>> start Given data

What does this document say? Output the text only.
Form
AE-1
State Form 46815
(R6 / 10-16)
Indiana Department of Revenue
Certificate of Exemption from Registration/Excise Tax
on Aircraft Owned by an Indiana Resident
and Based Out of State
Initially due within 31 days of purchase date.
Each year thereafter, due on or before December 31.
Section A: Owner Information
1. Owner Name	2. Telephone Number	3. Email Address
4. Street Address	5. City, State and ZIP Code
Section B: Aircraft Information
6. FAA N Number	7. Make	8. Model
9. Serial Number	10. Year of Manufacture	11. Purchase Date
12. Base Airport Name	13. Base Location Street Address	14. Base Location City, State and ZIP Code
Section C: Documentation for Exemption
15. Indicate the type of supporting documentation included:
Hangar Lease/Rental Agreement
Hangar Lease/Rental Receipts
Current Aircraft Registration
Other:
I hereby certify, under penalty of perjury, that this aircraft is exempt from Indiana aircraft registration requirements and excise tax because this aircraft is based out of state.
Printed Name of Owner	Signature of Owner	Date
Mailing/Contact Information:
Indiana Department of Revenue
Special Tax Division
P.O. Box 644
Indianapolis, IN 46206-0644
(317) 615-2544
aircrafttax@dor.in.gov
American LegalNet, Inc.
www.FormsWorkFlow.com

>> end Given data

▸ **Do this**: Collect each line of the entries that has the word "from", copying it in full.

▸ **Answer to the exercise**:
Certificate of Exemption from Registration/Excise Tax
I hereby certify, under penalty of perjury, that this aircraft is exempt from Indiana aircraft registration requirements and excise tax because this aircraft is based out of state.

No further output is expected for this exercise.